Start by exploring Chat GPT yourself.  Go to the website and sign up for an account.  This may take some time as it is very popular right now.  I have found that logging in during the evening hours is the best time to get access.  Run any prompts you give students through Chat GPT and see what it comes up with.  Knowing what Chat GPT does with your assignments will help you plan.

Here are some first-step recommendations:

  1. Use a template for items like lesson plans, lab reports, etc.  There is currently no way to input a template into Chat GPT, so the AI will not be able to replicate that work.  Using templates that are found in your profession (especially if you are a professional program) will help your students acclimate to the profession and remove the possibility of using the AI to generate the product.
  2. Run your prompt through Chat GPT and provide it to your students.  There is no point in hiding this information from our students because they already know about it (I checked).  Instead, give it to your students to have them look at it.  Then, you can:
    1. Have your students analyze the work.  One professor who did this with her students said the students quickly realized the limitations of the paper.  It was ok, but not great.  They realized they could do better work on their own.
    1. Have your students use the paper you generated as the first draft.  Tell them they need to make it better by running track changes and adding comments to the paper.  They can then create a clean version, run it through Grammarly, and turn in a)the first draft with track changes and comments, b) the clean draft, and c) the Grammarly report.  This will allow you to see how the students considered the original work from the AI and worked to improve it with their own thoughts.
  3. Look for more workshops in the future.  The University Writing Center, led by Dr. Tae Sung, anticipated the release of a writing AI several years ago.  Since that time, the team has worked to shift ENG 113 and ENG 123 from being product-oriented to being rhetoric-oriented.  One of the key criticisms of Chat GPT is that it cannot handle rhetorical writing well.  The TLC is partnering with the UWC to create workshops for instructors to learn how to adjust our assignments to have a foundation in strong rhetoric, which will create better thinking from our students and reduce the usefulness of any writing AI.

──────

▶ [EXERCISE OBJECTIVE]: In the advice on Chat GPT, what three items do students turn in when they use the generated paper as a first draft?

▶ [LISTED RECORDS]:
──────

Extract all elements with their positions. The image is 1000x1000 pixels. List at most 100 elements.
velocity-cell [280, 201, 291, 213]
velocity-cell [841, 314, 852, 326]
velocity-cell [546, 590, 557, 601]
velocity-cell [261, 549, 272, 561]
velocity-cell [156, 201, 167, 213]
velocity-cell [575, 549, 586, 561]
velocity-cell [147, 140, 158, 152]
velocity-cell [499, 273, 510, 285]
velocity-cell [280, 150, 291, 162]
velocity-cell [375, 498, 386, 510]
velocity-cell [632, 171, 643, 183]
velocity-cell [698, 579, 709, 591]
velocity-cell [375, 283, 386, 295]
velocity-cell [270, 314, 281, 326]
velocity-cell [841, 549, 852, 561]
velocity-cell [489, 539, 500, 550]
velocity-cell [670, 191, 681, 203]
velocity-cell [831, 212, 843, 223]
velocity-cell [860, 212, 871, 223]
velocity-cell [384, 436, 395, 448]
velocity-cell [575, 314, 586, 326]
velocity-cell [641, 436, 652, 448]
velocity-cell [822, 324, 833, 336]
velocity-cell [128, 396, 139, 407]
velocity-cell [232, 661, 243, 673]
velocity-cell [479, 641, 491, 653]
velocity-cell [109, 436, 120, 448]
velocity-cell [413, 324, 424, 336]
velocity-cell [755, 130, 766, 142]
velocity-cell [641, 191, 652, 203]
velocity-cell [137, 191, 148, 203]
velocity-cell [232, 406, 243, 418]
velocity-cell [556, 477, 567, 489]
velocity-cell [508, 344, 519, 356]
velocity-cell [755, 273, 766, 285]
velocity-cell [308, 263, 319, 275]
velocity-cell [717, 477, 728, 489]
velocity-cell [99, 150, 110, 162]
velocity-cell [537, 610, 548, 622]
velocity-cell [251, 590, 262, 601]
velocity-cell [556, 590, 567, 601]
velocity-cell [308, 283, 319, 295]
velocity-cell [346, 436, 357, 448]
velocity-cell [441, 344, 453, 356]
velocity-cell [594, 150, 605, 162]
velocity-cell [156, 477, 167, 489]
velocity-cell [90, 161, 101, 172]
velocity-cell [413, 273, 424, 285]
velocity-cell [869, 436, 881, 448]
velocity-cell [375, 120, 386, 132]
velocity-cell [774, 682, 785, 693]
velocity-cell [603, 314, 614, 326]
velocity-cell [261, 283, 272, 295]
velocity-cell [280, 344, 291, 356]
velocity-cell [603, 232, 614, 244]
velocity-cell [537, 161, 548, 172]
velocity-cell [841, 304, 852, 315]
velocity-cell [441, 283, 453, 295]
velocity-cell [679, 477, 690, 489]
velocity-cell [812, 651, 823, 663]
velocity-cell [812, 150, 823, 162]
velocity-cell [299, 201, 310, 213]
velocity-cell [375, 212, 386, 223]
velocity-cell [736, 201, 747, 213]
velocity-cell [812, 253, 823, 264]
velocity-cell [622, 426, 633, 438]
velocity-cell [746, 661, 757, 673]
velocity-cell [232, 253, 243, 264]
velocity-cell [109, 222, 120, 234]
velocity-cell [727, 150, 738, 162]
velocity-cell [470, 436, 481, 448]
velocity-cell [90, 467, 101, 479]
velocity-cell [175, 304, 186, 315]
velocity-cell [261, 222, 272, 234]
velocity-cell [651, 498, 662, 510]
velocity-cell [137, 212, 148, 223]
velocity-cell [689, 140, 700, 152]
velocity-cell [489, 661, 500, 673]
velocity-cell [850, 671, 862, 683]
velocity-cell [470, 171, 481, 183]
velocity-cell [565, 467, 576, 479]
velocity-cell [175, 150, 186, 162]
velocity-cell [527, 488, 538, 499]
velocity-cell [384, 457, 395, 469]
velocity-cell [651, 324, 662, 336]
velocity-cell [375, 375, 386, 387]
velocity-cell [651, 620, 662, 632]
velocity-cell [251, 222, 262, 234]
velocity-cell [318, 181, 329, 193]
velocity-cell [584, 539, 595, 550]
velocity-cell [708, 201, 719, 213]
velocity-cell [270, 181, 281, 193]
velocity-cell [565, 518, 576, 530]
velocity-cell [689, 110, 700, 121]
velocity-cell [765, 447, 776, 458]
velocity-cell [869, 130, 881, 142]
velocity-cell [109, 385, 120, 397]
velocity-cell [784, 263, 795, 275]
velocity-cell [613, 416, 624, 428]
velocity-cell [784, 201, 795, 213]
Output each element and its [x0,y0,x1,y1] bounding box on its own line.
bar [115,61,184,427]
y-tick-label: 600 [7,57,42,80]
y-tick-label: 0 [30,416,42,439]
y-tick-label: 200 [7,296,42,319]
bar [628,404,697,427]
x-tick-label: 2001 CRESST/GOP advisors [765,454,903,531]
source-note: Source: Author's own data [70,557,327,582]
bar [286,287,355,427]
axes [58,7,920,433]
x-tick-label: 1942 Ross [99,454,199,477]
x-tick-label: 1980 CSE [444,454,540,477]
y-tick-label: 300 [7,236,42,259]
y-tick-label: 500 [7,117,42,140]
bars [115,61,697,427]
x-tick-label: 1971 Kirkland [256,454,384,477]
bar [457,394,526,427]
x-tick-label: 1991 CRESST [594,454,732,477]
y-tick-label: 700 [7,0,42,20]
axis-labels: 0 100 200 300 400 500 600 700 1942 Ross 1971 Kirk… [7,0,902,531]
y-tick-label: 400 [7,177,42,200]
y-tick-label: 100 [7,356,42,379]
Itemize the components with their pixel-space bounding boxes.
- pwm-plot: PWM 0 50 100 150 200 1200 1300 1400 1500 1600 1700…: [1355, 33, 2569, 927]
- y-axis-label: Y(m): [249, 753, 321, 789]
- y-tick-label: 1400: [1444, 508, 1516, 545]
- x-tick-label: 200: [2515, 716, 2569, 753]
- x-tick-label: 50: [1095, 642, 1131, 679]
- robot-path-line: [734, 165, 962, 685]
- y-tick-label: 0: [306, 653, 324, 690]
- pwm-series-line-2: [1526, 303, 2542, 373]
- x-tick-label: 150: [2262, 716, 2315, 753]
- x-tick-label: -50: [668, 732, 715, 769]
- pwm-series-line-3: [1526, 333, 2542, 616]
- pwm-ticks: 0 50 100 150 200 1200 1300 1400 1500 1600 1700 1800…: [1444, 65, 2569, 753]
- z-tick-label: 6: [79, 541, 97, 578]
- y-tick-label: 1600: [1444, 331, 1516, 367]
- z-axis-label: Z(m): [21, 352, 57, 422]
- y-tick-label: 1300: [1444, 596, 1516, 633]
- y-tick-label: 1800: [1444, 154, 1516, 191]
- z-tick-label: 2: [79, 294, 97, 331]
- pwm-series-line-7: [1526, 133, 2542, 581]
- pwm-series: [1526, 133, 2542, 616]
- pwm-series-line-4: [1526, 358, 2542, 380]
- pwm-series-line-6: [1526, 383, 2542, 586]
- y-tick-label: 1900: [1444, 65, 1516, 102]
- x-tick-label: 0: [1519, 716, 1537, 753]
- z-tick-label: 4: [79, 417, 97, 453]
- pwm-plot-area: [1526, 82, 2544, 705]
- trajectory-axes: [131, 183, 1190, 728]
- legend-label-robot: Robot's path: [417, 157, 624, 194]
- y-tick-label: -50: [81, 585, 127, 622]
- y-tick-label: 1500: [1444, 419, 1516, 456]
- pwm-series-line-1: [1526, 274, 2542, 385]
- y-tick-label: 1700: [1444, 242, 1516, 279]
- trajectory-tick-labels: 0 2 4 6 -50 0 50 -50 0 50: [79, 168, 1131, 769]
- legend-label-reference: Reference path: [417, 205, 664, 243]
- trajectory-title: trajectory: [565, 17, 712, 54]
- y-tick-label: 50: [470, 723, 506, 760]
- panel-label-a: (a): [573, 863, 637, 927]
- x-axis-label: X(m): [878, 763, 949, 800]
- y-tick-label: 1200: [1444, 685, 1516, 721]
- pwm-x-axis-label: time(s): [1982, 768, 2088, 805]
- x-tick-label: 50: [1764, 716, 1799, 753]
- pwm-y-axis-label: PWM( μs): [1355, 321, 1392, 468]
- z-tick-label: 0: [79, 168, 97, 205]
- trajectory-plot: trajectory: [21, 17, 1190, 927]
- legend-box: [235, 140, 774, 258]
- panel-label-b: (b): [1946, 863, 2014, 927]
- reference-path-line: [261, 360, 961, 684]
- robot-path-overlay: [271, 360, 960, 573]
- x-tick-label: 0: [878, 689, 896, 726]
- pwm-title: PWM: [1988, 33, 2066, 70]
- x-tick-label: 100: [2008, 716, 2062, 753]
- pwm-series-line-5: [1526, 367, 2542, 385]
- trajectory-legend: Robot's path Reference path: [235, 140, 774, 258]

──────

▶ [WRITTEN REPLY]: The first draft with track changes and comments, the clean draft, and the Grammarly report.